Extracted information
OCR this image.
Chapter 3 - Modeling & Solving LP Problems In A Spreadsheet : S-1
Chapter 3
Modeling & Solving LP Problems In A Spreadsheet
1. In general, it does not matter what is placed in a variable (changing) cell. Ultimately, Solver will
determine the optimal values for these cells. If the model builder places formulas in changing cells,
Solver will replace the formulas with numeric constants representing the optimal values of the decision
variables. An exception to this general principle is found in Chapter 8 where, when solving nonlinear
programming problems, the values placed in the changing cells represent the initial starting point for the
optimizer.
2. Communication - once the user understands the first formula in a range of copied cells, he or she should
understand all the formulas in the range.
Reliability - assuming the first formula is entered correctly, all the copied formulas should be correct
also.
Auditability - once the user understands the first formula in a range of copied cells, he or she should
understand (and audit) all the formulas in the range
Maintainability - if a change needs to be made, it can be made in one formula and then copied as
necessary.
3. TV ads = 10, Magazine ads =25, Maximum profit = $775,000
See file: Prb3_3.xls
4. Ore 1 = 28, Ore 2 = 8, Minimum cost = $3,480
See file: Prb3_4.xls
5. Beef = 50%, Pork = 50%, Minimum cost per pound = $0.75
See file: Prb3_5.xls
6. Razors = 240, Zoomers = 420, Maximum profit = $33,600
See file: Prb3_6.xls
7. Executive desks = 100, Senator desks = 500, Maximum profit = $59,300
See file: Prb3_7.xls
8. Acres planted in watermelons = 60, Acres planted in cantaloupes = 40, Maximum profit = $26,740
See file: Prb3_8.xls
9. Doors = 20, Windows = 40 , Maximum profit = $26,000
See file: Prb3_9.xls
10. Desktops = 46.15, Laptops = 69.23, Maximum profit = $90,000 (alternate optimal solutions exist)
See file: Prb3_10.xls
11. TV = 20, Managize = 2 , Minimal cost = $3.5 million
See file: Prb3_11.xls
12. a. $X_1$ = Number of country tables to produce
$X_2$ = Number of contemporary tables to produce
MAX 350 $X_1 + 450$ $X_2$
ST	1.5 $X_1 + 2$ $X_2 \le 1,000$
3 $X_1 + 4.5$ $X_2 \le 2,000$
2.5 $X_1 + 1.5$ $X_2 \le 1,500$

Work to be completed
Return all of the data word for word.

Answer space
OCR this image.
Chapter 3 - Modeling & Solving LP Problems In A Spreadsheet : S-1
Chapter 3
Modeling & Solving LP Problems In A Spreadsheet
1. In general, it does not matter what is placed in a variable (changing) cell. Ultimately, Solver will
determine the optimal values for these cells. If the model builder places formulas in changing cells,
Solver will replace the formulas with numeric constants representing the optimal values of the decision
variables. An exception to this general principle is found in Chapter 8 where, when solving nonlinear
programming problems, the values placed in the changing cells represent the initial starting point for the
optimizer.
2. Communication - once the user understands the first formula in a range of copied cells, he or she should
understand all the formulas in the range.
Reliability - assuming the first formula is entered correctly, all the copied formulas should be correct
also.
Auditability - once the user understands the first formula in a range of copied cells, he or she should
understand (and audit) all the formulas in the range
Maintainability - if a change needs to be made, it can be made in one formula and then copied as
necessary.
3. TV ads = 10, Magazine ads =25, Maximum profit = $775,000
See file: Prb3_3.xls
4. Ore 1 = 28, Ore 2 = 8, Minimum cost = $3,480
See file: Prb3_4.xls
5. Beef = 50%, Pork = 50%, Minimum cost per pound = $0.75
See file: Prb3_5.xls
6. Razors = 240, Zoomers = 420, Maximum profit = $33,600
See file: Prb3_6.xls
7. Executive desks = 100, Senator desks = 500, Maximum profit = $59,300
See file: Prb3_7.xls
8. Acres planted in watermelons = 60, Acres planted in cantaloupes = 40, Maximum profit = $26,740
See file: Prb3_8.xls
9. Doors = 20, Windows = 40 , Maximum profit = $26,000
See file: Prb3_9.xls
10. Desktops = 46.15, Laptops = 69.23, Maximum profit = $90,000 (alternate optimal solutions exist)
See file: Prb3_10.xls
11. TV = 20, Managize = 2 , Minimal cost = $3.5 million
See file: Prb3_11.xls
12. a. $X_1$ = Number of country tables to produce
$X_2$ = Number of contemporary tables to produce
MAX 350 $X_1 + 450$ $X_2$
ST	1.5 $X_1 + 2$ $X_2 \le 1,000$
3 $X_1 + 4.5$ $X_2 \le 2,000$
2.5 $X_1 + 1.5$ $X_2 \le 1,500$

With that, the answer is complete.